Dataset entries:
[BEGIN]

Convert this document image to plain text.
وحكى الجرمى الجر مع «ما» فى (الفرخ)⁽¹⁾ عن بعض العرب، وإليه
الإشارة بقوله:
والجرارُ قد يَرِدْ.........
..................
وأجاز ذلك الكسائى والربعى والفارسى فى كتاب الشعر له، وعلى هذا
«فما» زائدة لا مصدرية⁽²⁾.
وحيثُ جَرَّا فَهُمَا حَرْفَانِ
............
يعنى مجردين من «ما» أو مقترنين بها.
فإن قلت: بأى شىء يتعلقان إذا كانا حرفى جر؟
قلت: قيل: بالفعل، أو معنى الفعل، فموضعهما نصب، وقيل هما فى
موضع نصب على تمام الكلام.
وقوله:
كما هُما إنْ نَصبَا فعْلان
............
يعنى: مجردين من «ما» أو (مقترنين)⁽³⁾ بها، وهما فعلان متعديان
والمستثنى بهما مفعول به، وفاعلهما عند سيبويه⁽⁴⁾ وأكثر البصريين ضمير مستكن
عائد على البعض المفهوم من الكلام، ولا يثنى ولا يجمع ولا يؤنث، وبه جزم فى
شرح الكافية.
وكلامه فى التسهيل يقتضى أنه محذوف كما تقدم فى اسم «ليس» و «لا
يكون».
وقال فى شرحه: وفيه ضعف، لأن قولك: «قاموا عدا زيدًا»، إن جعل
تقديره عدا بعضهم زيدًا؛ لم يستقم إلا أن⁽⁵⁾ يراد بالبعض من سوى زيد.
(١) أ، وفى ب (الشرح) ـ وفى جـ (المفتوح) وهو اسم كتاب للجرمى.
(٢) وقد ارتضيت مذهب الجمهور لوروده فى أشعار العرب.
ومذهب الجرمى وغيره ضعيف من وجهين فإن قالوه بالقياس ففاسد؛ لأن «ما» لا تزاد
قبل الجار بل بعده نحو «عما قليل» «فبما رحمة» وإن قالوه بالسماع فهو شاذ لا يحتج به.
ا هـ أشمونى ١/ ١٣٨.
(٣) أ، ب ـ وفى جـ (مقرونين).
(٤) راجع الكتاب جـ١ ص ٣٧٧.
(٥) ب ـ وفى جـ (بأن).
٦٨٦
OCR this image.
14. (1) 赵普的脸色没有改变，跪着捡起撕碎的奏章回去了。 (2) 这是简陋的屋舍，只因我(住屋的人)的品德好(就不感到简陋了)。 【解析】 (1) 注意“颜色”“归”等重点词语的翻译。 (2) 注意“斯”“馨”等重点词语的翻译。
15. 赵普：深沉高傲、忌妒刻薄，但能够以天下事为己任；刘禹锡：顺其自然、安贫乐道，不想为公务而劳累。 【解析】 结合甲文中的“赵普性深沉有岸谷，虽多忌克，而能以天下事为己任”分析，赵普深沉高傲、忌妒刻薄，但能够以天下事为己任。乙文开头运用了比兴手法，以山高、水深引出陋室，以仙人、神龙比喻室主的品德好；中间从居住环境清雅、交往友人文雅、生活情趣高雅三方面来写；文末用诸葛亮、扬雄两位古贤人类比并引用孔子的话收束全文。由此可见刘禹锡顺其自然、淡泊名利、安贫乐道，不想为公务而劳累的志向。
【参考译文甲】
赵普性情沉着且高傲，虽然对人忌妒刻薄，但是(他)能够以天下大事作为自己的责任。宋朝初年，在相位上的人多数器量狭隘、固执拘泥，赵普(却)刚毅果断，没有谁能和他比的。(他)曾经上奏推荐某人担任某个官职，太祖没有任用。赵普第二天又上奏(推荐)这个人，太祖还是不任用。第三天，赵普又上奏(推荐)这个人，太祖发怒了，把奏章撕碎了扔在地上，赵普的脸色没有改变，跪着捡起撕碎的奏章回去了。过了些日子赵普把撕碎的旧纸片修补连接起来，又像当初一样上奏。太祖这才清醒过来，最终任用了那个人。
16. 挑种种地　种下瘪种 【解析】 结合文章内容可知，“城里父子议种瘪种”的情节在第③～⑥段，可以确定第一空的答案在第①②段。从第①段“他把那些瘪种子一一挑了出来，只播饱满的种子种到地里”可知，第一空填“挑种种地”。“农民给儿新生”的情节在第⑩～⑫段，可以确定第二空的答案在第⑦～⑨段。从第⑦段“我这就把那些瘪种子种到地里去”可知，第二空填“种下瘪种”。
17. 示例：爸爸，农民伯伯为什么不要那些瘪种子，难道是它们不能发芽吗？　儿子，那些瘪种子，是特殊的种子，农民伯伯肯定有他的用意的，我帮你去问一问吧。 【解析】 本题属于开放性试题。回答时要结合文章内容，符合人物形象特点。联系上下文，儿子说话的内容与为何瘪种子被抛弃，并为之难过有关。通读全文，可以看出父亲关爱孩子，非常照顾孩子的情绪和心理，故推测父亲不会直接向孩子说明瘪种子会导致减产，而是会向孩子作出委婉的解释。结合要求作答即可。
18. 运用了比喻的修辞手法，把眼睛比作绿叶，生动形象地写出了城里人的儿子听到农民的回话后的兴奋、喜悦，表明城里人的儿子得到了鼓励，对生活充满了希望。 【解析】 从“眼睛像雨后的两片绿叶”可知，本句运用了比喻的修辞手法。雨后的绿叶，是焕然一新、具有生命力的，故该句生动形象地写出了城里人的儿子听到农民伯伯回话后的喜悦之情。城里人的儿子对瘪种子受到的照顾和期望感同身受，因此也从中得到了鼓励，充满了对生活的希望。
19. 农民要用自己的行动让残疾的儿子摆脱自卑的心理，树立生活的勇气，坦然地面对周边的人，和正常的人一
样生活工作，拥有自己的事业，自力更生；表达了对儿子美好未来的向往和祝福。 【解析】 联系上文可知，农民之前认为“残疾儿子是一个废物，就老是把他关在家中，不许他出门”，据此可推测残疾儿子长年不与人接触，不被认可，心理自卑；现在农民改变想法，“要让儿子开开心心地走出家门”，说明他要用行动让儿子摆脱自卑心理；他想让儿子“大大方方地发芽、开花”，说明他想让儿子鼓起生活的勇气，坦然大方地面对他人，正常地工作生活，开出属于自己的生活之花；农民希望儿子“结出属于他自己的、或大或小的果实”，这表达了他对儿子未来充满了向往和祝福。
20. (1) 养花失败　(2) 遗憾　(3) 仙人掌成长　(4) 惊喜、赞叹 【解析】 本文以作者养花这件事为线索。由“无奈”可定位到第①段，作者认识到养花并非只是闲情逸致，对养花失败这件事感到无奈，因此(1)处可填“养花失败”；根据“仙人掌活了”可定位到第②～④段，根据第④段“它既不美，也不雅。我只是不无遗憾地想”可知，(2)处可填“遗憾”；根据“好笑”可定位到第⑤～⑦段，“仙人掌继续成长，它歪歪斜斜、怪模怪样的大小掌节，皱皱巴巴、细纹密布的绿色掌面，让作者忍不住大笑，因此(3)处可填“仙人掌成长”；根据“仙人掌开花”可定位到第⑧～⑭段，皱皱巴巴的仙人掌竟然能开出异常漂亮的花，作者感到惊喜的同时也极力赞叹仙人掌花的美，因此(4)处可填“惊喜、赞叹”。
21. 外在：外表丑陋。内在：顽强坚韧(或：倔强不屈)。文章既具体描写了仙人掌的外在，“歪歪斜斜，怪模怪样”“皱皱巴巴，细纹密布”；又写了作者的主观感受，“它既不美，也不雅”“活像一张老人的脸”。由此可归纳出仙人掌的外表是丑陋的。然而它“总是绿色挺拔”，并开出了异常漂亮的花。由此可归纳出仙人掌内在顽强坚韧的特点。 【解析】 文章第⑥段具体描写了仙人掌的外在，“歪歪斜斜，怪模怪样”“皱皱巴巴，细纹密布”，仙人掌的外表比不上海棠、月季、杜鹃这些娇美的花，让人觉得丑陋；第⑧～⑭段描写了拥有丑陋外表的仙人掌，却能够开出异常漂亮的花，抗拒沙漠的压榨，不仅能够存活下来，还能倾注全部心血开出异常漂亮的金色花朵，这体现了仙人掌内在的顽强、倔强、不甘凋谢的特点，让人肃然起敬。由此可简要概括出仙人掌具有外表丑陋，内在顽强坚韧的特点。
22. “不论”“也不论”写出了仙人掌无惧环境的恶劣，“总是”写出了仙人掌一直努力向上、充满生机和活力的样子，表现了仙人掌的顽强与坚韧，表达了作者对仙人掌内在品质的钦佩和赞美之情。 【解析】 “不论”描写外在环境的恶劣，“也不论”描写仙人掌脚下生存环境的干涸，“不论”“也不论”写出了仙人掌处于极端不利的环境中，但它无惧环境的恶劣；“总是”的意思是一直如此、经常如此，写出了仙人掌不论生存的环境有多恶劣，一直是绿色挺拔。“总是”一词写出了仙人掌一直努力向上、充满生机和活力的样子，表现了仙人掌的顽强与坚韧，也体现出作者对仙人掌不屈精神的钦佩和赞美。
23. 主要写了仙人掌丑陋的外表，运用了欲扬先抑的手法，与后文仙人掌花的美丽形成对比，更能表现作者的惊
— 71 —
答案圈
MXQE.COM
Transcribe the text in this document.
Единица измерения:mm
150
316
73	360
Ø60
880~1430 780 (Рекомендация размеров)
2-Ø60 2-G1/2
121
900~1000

[END]

▶ WORK TO COMPLETE
Say how many lines have the string "皱皱巴巴" in them, offering no words beyond the number.

▶ SOLVED PROBLEM
2